## [Short task]
With the pictures omitted, write out the entries that follow exactly as they stand.

[Dataset rows about figures]
━━━━━━

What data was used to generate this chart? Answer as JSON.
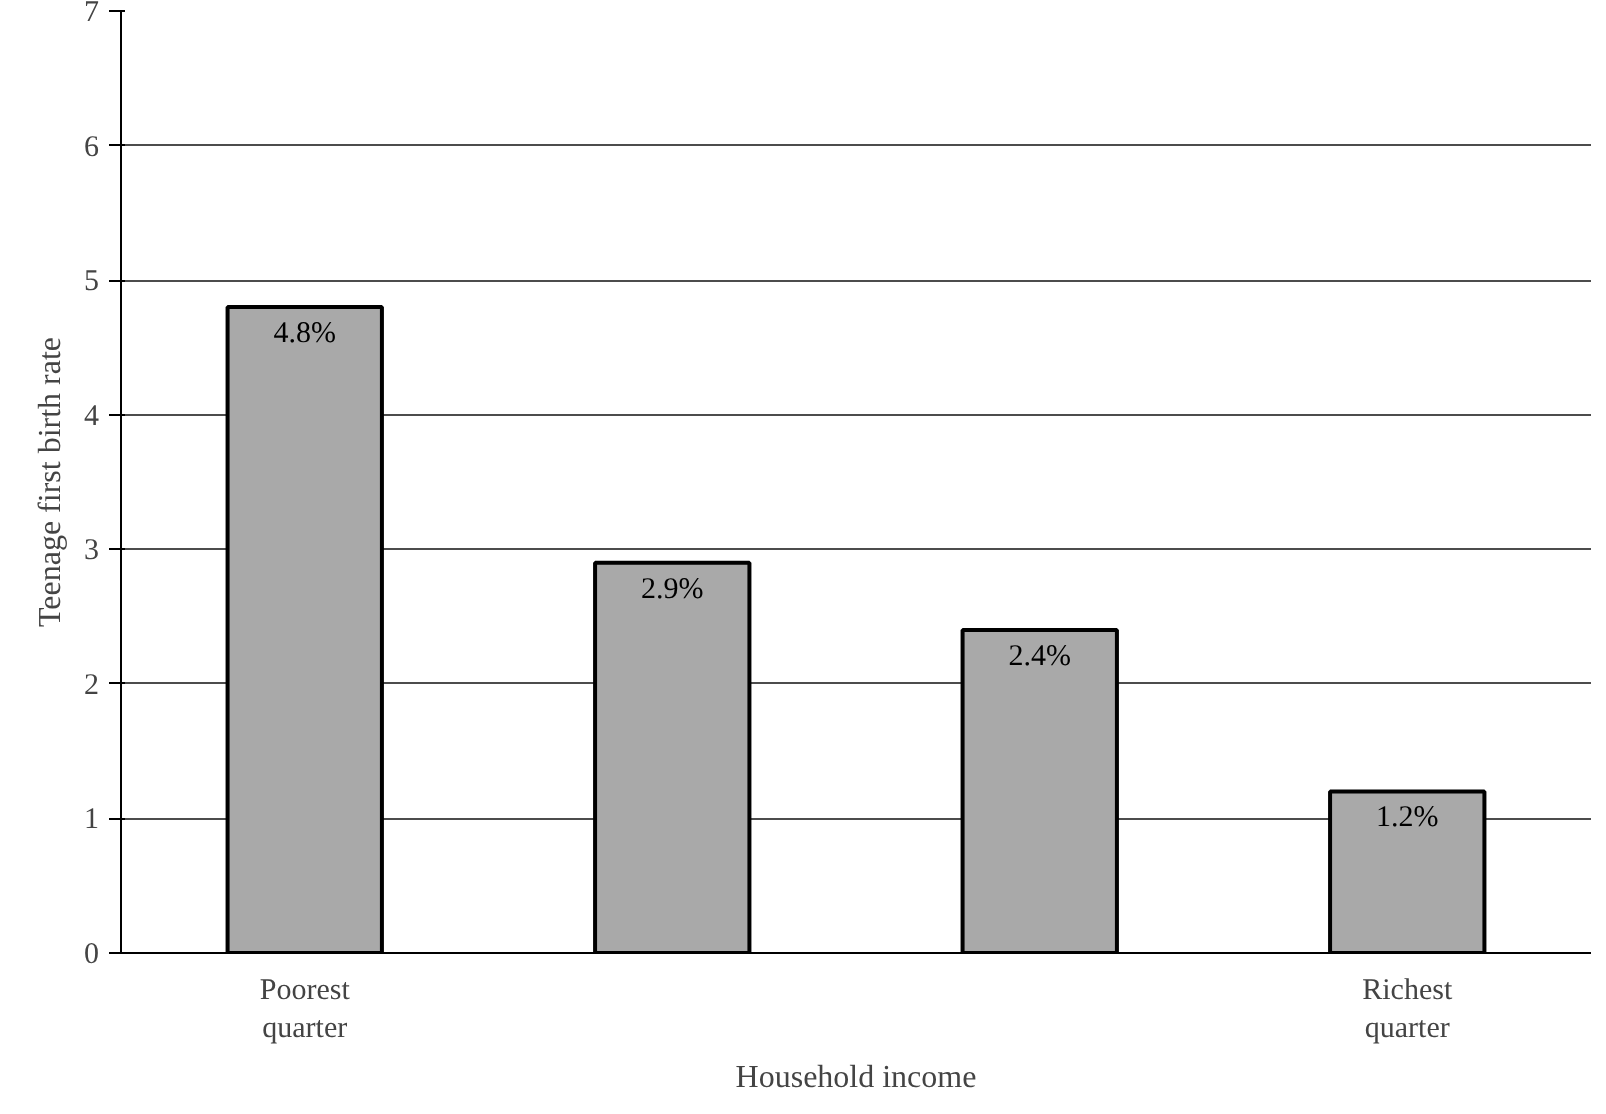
{
  "chart_data": {
    "type": "bar",
    "xlabel": "Household income",
    "ylabel": "Teenage first birth rate",
    "categories": [
      "Poorest\nquarter",
      null,
      null,
      "Richest\nquarter"
    ],
    "values": [
      4.8,
      2.9,
      2.4,
      1.2
    ],
    "value_labels": [
      "4.8%",
      "2.9%",
      "2.4%",
      "1.2%"
    ],
    "color": "#a9a9a9",
    "ylim": [
      0,
      7
    ],
    "yticks": [
      0,
      1,
      2,
      3,
      4,
      5,
      6,
      7
    ],
    "grid": "y"
  }
}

━━━━━━

## [Exercise output]
What data was used to generate this chart? Answer as JSON.
{
  "chart_data": {
    "type": "bar",
    "xlabel": "Household income",
    "ylabel": "Teenage first birth rate",
    "categories": [
      "Poorest\nquarter",
      null,
      null,
      "Richest\nquarter"
    ],
    "values": [
      4.8,
      2.9,
      2.4,
      1.2
    ],
    "value_labels": [
      "4.8%",
      "2.9%",
      "2.4%",
      "1.2%"
    ],
    "color": "#a9a9a9",
    "ylim": [
      0,
      7
    ],
    "yticks": [
      0,
      1,
      2,
      3,
      4,
      5,
      6,
      7
    ],
    "grid": "y"
  }
}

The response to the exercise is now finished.